**Required work**
1 – According to the excerpt on Stark and other referral laws, what penalty applies for causing a claim from a tainted referral to be presented?
2 – Turn the paragraph beginning "Most exceptions to the requirements of the Stark law" in the excerpt on Stark and other referral laws into a short bulleted list that keeps its main facts.
3 – Write a continuation of the excerpt on Stark and other referral laws, starting right after its final sentence.

Stark and Other Referral Laws
The Stark law, named for Congressman Pete Stark, prohibits referrals by a physician of Medicare patients for certain “designated health services” to an “entity” with which the physician or an immediate family member of the physician has a direct or indirect financial relationship unless an exception in the Stark law or regulations permits the referrals. Most states also have enacted patient referral laws that may be more stringent than Stark, covering a broader range of heath care providers than physicians, and covering more services than just the ten “designated services” under the Stark law.1
Stark financial relationships include ownership interests, investment interests, and compensation arrangements. It is often the compensation arrangements that are overlooked in diligence. Medical director agreements, leases, management services agreements, and similar arrangements must be scrutinized to ensure compliance with Stark laws.
Most exceptions to the requirements of the Stark law require remuneration at fair market value, among other things. Each element of an available exception must be satisfied in order for a financial arrangement to qualify. If a financial arrangement does not comply fully with a Stark exception, all of the physician’s referrals to the entity are tainted. The entity cannot bill Medicare or Medicaid, the patient, or any other person for the services. In addition, there is a $15,000 per violation penalty for causing such a claim to be presented.
False Claims Act
The federal False Claims Act prohibits, among other things, the submission of a false or fraudulent claim to a government health plan for services. A false claim can include a claim for services not rendered, filing for services at a higher rate (upcoding), and overpayments. Courts have increasingly found that if an arrangement violates either the AKS or Stark, any claims filed can form the basis of a False Claims Act case. A provision in the health reform bill enacted into law in March codifies this interpretation with regard to AKS violations.
The False Claims Act is also used as a vehicle by whistleblowers (also referred to as qui tam plaintiffs) to sue on behalf of the government. Many of the large health care fraud settlements were originated as qui tam suits.

**Available data**
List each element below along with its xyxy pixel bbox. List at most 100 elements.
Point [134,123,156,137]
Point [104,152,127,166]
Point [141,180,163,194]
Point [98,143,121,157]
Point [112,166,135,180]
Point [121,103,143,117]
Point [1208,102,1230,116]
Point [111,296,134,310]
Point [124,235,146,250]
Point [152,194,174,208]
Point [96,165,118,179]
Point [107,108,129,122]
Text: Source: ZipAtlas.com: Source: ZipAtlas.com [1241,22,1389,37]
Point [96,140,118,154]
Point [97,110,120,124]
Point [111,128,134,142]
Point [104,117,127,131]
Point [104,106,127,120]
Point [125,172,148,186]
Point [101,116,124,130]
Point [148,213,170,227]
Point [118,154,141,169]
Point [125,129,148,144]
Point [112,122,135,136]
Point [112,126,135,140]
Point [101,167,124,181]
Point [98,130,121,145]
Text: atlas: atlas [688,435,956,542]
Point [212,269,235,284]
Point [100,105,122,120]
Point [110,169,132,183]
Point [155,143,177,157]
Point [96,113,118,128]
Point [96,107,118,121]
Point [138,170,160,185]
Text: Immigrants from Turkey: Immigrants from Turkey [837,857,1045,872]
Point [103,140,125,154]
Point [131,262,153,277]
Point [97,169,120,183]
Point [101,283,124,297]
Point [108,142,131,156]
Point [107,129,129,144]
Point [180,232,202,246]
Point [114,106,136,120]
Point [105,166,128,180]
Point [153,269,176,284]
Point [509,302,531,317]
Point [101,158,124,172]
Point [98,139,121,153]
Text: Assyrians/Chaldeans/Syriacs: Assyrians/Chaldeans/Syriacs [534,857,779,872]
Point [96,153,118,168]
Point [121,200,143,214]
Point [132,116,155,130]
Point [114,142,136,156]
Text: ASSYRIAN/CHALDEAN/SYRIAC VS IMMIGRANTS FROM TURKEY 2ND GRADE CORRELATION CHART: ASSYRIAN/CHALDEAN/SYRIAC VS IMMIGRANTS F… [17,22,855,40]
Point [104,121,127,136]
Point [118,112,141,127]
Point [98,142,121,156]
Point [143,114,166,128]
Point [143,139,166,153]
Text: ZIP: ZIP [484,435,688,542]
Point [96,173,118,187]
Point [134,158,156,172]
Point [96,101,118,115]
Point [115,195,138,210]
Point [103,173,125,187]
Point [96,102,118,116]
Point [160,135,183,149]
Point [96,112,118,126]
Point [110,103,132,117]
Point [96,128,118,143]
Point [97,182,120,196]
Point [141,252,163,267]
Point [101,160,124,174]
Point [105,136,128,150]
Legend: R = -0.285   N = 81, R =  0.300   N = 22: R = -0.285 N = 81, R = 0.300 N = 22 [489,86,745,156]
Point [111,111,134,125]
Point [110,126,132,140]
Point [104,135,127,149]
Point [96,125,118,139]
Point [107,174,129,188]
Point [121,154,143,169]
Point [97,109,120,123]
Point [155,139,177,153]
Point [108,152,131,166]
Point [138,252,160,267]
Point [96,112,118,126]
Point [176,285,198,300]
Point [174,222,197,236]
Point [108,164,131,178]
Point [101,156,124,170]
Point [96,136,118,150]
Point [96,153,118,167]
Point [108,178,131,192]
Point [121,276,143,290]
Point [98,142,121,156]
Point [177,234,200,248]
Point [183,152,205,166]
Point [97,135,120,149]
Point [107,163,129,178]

**Task responses**
1 – A penalty of $15,000 per violation.

2 –
- Most Stark exceptions require, among other things, remuneration at fair market value.
- A financial arrangement qualifies only if every element of an available exception is met.
- If an arrangement does not fully comply, all of the physician's referrals to the entity are tainted.
- The entity then cannot bill Medicare, Medicaid, the patient, or anyone else for those services.
- Causing such a claim to be presented carries a $15,000 penalty per violation.

3 –
How to Protect Your Investment
Health care diligence should be in the forefront of any investor’s due diligence investigation of a health care company. It is important to scrutinize relationships with anyone in a position to make referrals for health care items or services. This includes a review of company structure, employment and independent contractor agreements, leases, and agreements with suppliers. Amounts paid to or received from referral sources must be at fair market value. Business formation documents should be reviewed to determine the basis on which initial and later granted ownership interests, if any, were allocated and the basis on which distributions are made. In addition, it is important to note whether the company has in place a corporate compliance plan that targets fraud and abuse issues, training given to employees, and how comprehensive the plan is. In addition to reviewing the compliance plan structure, compliance committee minutes should be reviewed.
Once an investment in a company is made, it is important to ensure that the company maintains a vibrant compliance program. The compliance committee should meet on a regular basis. Training for employees should be ongoing. Employees who believe there may be a violation should have a way to voice their concerns. New arrangements with referral sources and potential referral sources must be structured carefully to comply with fraud and abuse laws. In short, the company should have a culture of compliance.